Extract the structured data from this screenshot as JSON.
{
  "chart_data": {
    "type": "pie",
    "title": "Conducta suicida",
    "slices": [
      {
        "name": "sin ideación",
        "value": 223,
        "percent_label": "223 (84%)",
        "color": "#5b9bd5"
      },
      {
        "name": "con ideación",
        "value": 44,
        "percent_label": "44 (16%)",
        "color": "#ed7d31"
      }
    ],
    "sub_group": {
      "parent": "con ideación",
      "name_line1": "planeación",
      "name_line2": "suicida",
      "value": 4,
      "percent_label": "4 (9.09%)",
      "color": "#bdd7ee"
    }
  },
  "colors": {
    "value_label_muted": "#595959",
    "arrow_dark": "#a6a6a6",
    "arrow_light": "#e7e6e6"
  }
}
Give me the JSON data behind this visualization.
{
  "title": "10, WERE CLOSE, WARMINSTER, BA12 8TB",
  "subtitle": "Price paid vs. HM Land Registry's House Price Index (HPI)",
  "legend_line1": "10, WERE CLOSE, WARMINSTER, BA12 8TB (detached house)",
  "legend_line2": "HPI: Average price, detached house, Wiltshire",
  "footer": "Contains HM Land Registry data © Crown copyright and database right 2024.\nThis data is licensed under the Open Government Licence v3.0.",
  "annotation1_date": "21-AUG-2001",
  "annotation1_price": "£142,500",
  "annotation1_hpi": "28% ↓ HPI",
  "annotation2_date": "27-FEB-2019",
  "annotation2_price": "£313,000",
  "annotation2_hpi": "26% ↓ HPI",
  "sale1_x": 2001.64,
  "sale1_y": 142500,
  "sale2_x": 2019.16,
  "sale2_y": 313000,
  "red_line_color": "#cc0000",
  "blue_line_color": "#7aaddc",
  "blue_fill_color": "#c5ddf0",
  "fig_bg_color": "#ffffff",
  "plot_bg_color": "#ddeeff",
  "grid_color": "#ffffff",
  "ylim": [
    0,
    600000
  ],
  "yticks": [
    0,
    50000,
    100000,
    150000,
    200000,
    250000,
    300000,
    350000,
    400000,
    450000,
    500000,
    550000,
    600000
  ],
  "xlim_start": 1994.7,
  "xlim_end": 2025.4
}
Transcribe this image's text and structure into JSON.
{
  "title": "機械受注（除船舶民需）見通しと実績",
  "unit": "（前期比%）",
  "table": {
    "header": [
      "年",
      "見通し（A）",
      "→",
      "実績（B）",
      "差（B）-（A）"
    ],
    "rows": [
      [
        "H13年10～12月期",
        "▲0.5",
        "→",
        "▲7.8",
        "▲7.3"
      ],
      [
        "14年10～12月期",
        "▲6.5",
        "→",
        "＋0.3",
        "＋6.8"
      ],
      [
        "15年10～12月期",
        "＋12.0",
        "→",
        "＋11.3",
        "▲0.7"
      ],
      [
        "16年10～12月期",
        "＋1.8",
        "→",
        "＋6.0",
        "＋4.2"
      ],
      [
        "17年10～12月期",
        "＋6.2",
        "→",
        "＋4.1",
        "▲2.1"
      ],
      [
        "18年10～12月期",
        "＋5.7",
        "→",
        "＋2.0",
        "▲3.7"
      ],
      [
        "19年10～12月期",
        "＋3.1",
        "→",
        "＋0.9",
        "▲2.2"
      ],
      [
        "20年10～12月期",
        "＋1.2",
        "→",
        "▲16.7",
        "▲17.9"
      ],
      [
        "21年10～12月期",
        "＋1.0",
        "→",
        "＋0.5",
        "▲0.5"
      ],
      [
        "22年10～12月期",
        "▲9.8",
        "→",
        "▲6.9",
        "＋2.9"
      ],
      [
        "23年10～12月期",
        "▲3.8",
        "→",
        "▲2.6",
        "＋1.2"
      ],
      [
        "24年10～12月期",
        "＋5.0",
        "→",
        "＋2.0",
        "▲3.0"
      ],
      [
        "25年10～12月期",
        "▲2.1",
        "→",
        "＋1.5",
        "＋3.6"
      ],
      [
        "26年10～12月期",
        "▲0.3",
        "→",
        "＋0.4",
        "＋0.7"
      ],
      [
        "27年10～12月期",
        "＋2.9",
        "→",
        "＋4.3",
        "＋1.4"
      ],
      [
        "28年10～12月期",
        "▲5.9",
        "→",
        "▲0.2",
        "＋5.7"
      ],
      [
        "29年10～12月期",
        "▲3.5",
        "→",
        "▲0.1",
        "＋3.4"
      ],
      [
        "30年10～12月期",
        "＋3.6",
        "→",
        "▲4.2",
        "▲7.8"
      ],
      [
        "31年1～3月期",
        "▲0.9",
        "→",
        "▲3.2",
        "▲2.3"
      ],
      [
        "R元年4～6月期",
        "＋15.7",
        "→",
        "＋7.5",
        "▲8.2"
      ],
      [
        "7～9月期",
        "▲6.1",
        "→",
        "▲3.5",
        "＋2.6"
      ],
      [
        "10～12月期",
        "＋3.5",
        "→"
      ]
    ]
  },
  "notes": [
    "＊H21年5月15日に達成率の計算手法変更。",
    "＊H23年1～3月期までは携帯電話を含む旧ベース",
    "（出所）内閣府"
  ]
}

• • • • •

Exercise task:
Search the data for the string "WARMINSTER". List each line that has it.

Result below:
  "title": "10, WERE CLOSE, WARMINSTER, BA12 8TB",
  "legend_line1": "10, WERE CLOSE, WARMINSTER, BA12 8TB (detached house)",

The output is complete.